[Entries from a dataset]
════════════════════
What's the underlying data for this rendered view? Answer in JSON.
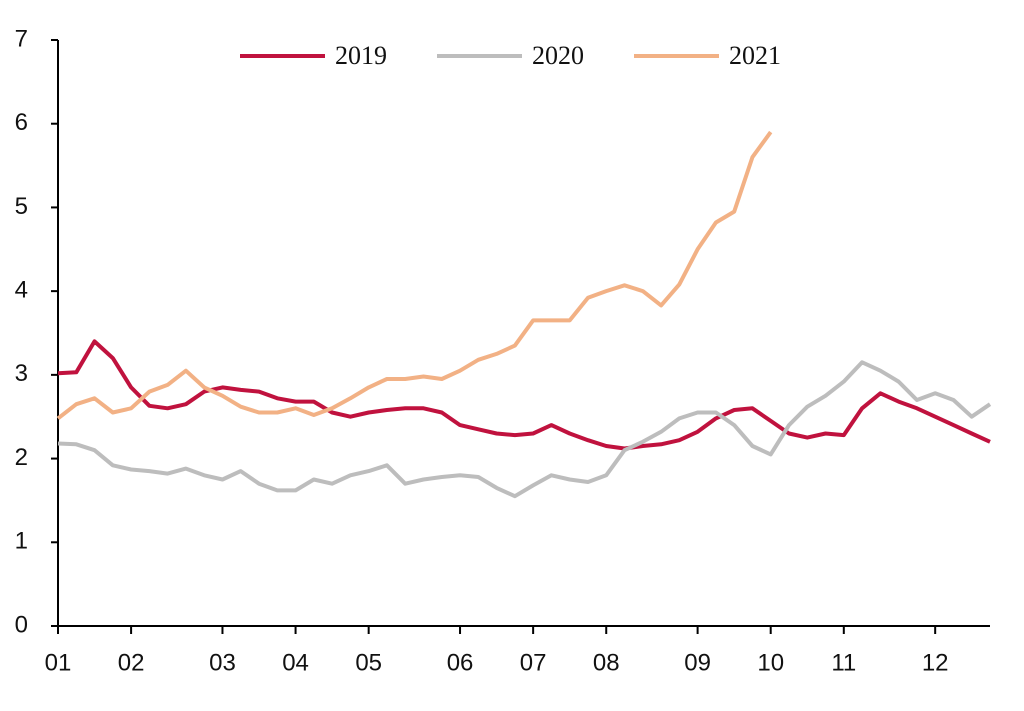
{
  "chart_data": {
    "type": "line",
    "categories": [
      "01",
      null,
      null,
      null,
      "02",
      null,
      null,
      null,
      null,
      "03",
      null,
      null,
      null,
      "04",
      null,
      null,
      null,
      "05",
      null,
      null,
      null,
      null,
      "06",
      null,
      null,
      null,
      "07",
      null,
      null,
      null,
      "08",
      null,
      null,
      null,
      null,
      "09",
      null,
      null,
      null,
      "10",
      null,
      null,
      null,
      "11",
      null,
      null,
      null,
      null,
      "12",
      null,
      null,
      null
    ],
    "series": [
      {
        "name": "2019",
        "color": "#c0123e",
        "values": [
          3.02,
          3.03,
          3.4,
          3.2,
          2.85,
          2.63,
          2.6,
          2.65,
          2.8,
          2.85,
          2.82,
          2.8,
          2.72,
          2.68,
          2.68,
          2.55,
          2.5,
          2.55,
          2.58,
          2.6,
          2.6,
          2.55,
          2.4,
          2.35,
          2.3,
          2.28,
          2.3,
          2.4,
          2.3,
          2.22,
          2.15,
          2.12,
          2.15,
          2.17,
          2.22,
          2.32,
          2.48,
          2.58,
          2.6,
          2.45,
          2.3,
          2.25,
          2.3,
          2.28,
          2.6,
          2.78,
          2.68,
          2.6,
          2.5,
          2.4,
          2.3,
          2.2
        ]
      },
      {
        "name": "2020",
        "color": "#bdbdbd",
        "values": [
          2.18,
          2.17,
          2.1,
          1.92,
          1.87,
          1.85,
          1.82,
          1.88,
          1.8,
          1.75,
          1.85,
          1.7,
          1.62,
          1.62,
          1.75,
          1.7,
          1.8,
          1.85,
          1.92,
          1.7,
          1.75,
          1.78,
          1.8,
          1.78,
          1.65,
          1.55,
          1.68,
          1.8,
          1.75,
          1.72,
          1.8,
          2.1,
          2.2,
          2.32,
          2.48,
          2.55,
          2.55,
          2.4,
          2.15,
          2.05,
          2.4,
          2.62,
          2.75,
          2.92,
          3.15,
          3.05,
          2.92,
          2.7,
          2.78,
          2.7,
          2.5,
          2.65
        ]
      },
      {
        "name": "2021",
        "color": "#f2b185",
        "values": [
          2.48,
          2.65,
          2.72,
          2.55,
          2.6,
          2.8,
          2.88,
          3.05,
          2.85,
          2.75,
          2.62,
          2.55,
          2.55,
          2.6,
          2.52,
          2.6,
          2.72,
          2.85,
          2.95,
          2.95,
          2.98,
          2.95,
          3.05,
          3.18,
          3.25,
          3.35,
          3.65,
          3.65,
          3.65,
          3.92,
          4.0,
          4.07,
          4.0,
          3.83,
          4.08,
          4.5,
          4.82,
          4.95,
          5.6,
          5.9,
          null,
          null,
          null,
          null,
          null,
          null,
          null,
          null,
          null,
          null,
          null,
          null
        ]
      }
    ],
    "ylim": [
      0,
      7
    ],
    "yticks": [
      0,
      1,
      2,
      3,
      4,
      5,
      6,
      7
    ],
    "legend": "top"
  }
}
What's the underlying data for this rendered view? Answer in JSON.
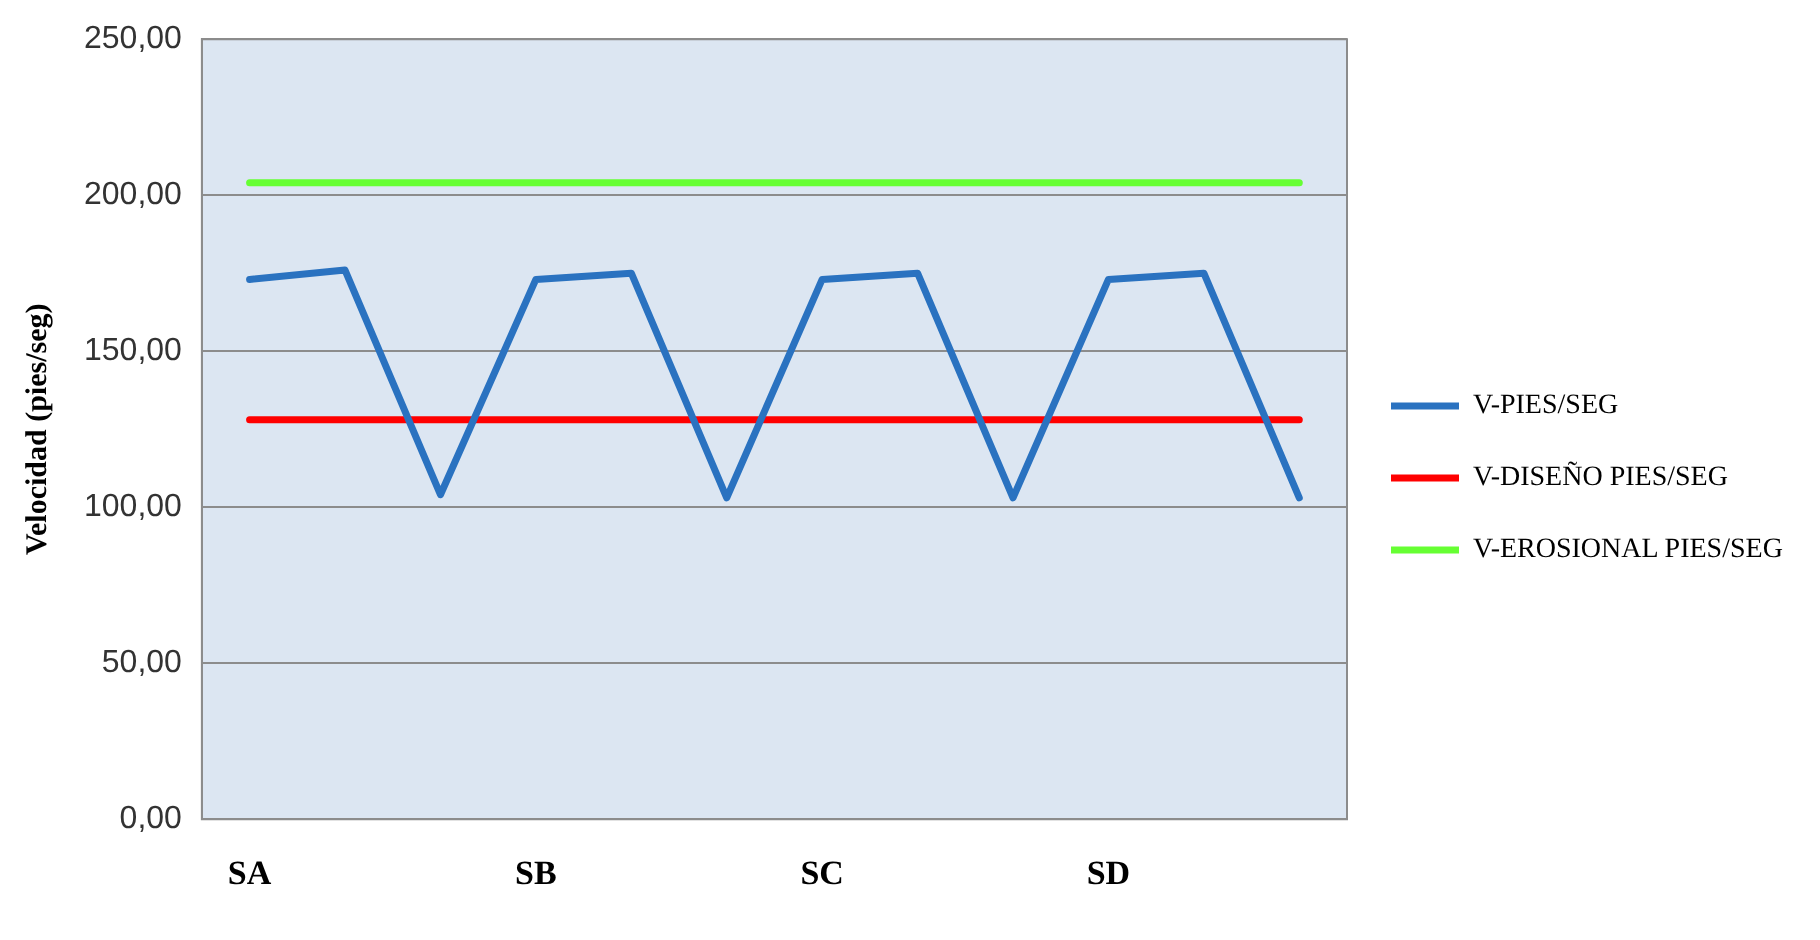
{
  "chart_data": {
    "type": "line",
    "ylabel": "Velocidad (pies/seg)",
    "categories": [
      "SA",
      null,
      null,
      "SB",
      null,
      null,
      "SC",
      null,
      null,
      "SD",
      null,
      null
    ],
    "series": [
      {
        "name": "V-PIES/SEG",
        "color": "#2a72c0",
        "values": [
          173,
          176,
          104,
          173,
          175,
          103,
          173,
          175,
          103,
          173,
          175,
          103
        ]
      },
      {
        "name": "V-DISEÑO PIES/SEG",
        "color": "#ff0000",
        "values": [
          128,
          128,
          128,
          128,
          128,
          128,
          128,
          128,
          128,
          128,
          128,
          128
        ]
      },
      {
        "name": "V-EROSIONAL PIES/SEG",
        "color": "#66ff33",
        "values": [
          204,
          204,
          204,
          204,
          204,
          204,
          204,
          204,
          204,
          204,
          204,
          204
        ]
      }
    ],
    "ylim": [
      0,
      250
    ],
    "yticks": [
      {
        "value": 0,
        "label": "0,00"
      },
      {
        "value": 50,
        "label": "50,00"
      },
      {
        "value": 100,
        "label": "100,00"
      },
      {
        "value": 150,
        "label": "150,00"
      },
      {
        "value": 200,
        "label": "200,00"
      },
      {
        "value": 250,
        "label": "250,00"
      }
    ],
    "grid": "y",
    "legend": "right",
    "marker": "none",
    "line_style": "solid"
  }
}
════════════════════
Exercise prompt. Repeat each record exactly as shown above, dropping all images.

Task result.
What's the underlying data for this rendered view? Answer in JSON.
{
  "chart_data": {
    "type": "line",
    "categories": [
      "01",
      null,
      null,
      null,
      "02",
      null,
      null,
      null,
      null,
      "03",
      null,
      null,
      null,
      "04",
      null,
      null,
      null,
      "05",
      null,
      null,
      null,
      null,
      "06",
      null,
      null,
      null,
      "07",
      null,
      null,
      null,
      "08",
      null,
      null,
      null,
      null,
      "09",
      null,
      null,
      null,
      "10",
      null,
      null,
      null,
      "11",
      null,
      null,
      null,
      null,
      "12",
      null,
      null,
      null
    ],
    "series": [
      {
        "name": "2019",
        "color": "#c0123e",
        "values": [
          3.02,
          3.03,
          3.4,
          3.2,
          2.85,
          2.63,
          2.6,
          2.65,
          2.8,
          2.85,
          2.82,
          2.8,
          2.72,
          2.68,
          2.68,
          2.55,
          2.5,
          2.55,
          2.58,
          2.6,
          2.6,
          2.55,
          2.4,
          2.35,
          2.3,
          2.28,
          2.3,
          2.4,
          2.3,
          2.22,
          2.15,
          2.12,
          2.15,
          2.17,
          2.22,
          2.32,
          2.48,
          2.58,
          2.6,
          2.45,
          2.3,
          2.25,
          2.3,
          2.28,
          2.6,
          2.78,
          2.68,
          2.6,
          2.5,
          2.4,
          2.3,
          2.2
        ]
      },
      {
        "name": "2020",
        "color": "#bdbdbd",
        "values": [
          2.18,
          2.17,
          2.1,
          1.92,
          1.87,
          1.85,
          1.82,
          1.88,
          1.8,
          1.75,
          1.85,
          1.7,
          1.62,
          1.62,
          1.75,
          1.7,
          1.8,
          1.85,
          1.92,
          1.7,
          1.75,
          1.78,
          1.8,
          1.78,
          1.65,
          1.55,
          1.68,
          1.8,
          1.75,
          1.72,
          1.8,
          2.1,
          2.2,
          2.32,
          2.48,
          2.55,
          2.55,
          2.4,
          2.15,
          2.05,
          2.4,
          2.62,
          2.75,
          2.92,
          3.15,
          3.05,
          2.92,
          2.7,
          2.78,
          2.7,
          2.5,
          2.65
        ]
      },
      {
        "name": "2021",
        "color": "#f2b185",
        "values": [
          2.48,
          2.65,
          2.72,
          2.55,
          2.6,
          2.8,
          2.88,
          3.05,
          2.85,
          2.75,
          2.62,
          2.55,
          2.55,
          2.6,
          2.52,
          2.6,
          2.72,
          2.85,
          2.95,
          2.95,
          2.98,
          2.95,
          3.05,
          3.18,
          3.25,
          3.35,
          3.65,
          3.65,
          3.65,
          3.92,
          4.0,
          4.07,
          4.0,
          3.83,
          4.08,
          4.5,
          4.82,
          4.95,
          5.6,
          5.9,
          null,
          null,
          null,
          null,
          null,
          null,
          null,
          null,
          null,
          null,
          null,
          null
        ]
      }
    ],
    "ylim": [
      0,
      7
    ],
    "yticks": [
      0,
      1,
      2,
      3,
      4,
      5,
      6,
      7
    ],
    "legend": "top"
  }
}
What's the underlying data for this rendered view? Answer in JSON.
{
  "chart_data": {
    "type": "line",
    "ylabel": "Velocidad (pies/seg)",
    "categories": [
      "SA",
      null,
      null,
      "SB",
      null,
      null,
      "SC",
      null,
      null,
      "SD",
      null,
      null
    ],
    "series": [
      {
        "name": "V-PIES/SEG",
        "color": "#2a72c0",
        "values": [
          173,
          176,
          104,
          173,
          175,
          103,
          173,
          175,
          103,
          173,
          175,
          103
        ]
      },
      {
        "name": "V-DISEÑO PIES/SEG",
        "color": "#ff0000",
        "values": [
          128,
          128,
          128,
          128,
          128,
          128,
          128,
          128,
          128,
          128,
          128,
          128
        ]
      },
      {
        "name": "V-EROSIONAL PIES/SEG",
        "color": "#66ff33",
        "values": [
          204,
          204,
          204,
          204,
          204,
          204,
          204,
          204,
          204,
          204,
          204,
          204
        ]
      }
    ],
    "ylim": [
      0,
      250
    ],
    "yticks": [
      {
        "value": 0,
        "label": "0,00"
      },
      {
        "value": 50,
        "label": "50,00"
      },
      {
        "value": 100,
        "label": "100,00"
      },
      {
        "value": 150,
        "label": "150,00"
      },
      {
        "value": 200,
        "label": "200,00"
      },
      {
        "value": 250,
        "label": "250,00"
      }
    ],
    "grid": "y",
    "legend": "right",
    "marker": "none",
    "line_style": "solid"
  }
}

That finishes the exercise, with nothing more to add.